DATA ENTRIES.
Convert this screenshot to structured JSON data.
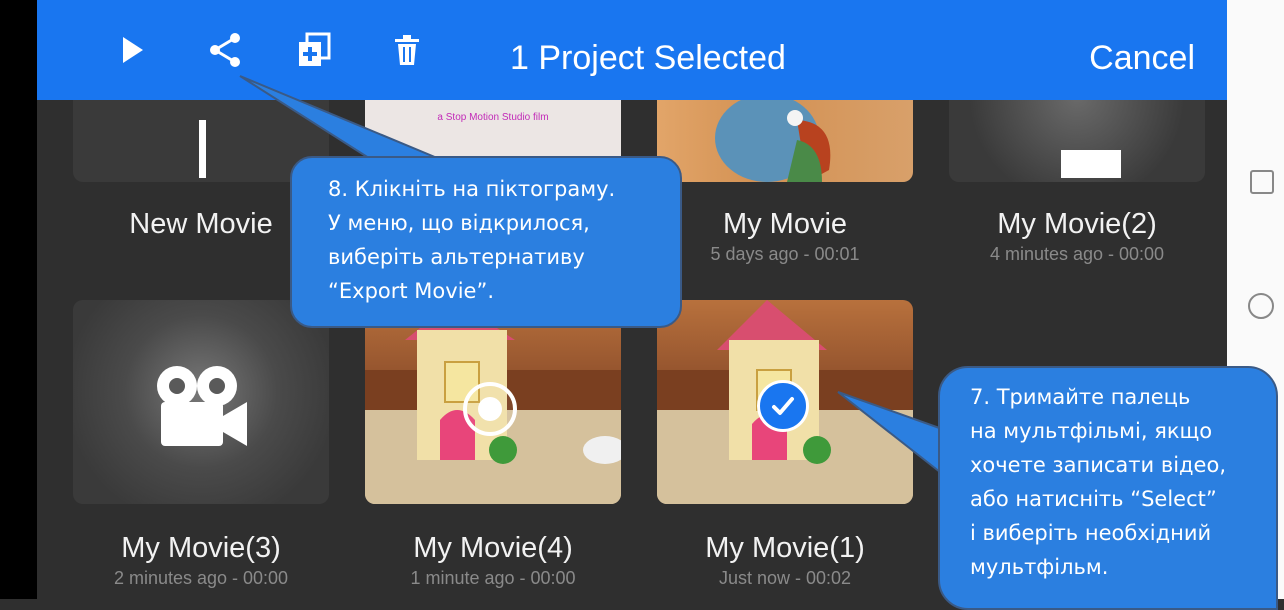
{
  "toolbar": {
    "title": "1 Project Selected",
    "cancel_label": "Cancel",
    "icons": [
      "play-icon",
      "share-icon",
      "duplicate-icon",
      "trash-icon"
    ],
    "background": "#1976f0"
  },
  "projects": [
    {
      "name": "New Movie",
      "meta": ""
    },
    {
      "name": "My Movie",
      "meta": "5 days ago - 00:01"
    },
    {
      "name": "My Movie(2)",
      "meta": "4 minutes ago - 00:00"
    },
    {
      "name": "My Movie(3)",
      "meta": "2 minutes ago - 00:00"
    },
    {
      "name": "My Movie(4)",
      "meta": "1 minute ago - 00:00"
    },
    {
      "name": "My Movie(1)",
      "meta": "Just now - 00:02",
      "selected": true
    }
  ],
  "thumb_caption": "a Stop Motion Studio film",
  "callouts": {
    "share": {
      "lines": [
        "8. Клікніть на піктограму.",
        "У меню, що відкрилося,",
        "виберіть альтернативу",
        "“Export Movie”."
      ]
    },
    "select": {
      "lines": [
        "7. Тримайте палець",
        "на мультфільмі, якщо",
        "хочете записати відео,",
        "або натисніть “Select”",
        "і виберіть необхідний",
        "мультфільм."
      ]
    }
  }
}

PROBLEM TO SOLVE. Copy every line in the entries above that has the string "name" in it.

RESULT OF THE EXERCISE.
      "name": "New Movie",
      "name": "My Movie",
      "name": "My Movie(2)",
      "name": "My Movie(3)",
      "name": "My Movie(4)",
      "name": "My Movie(1)",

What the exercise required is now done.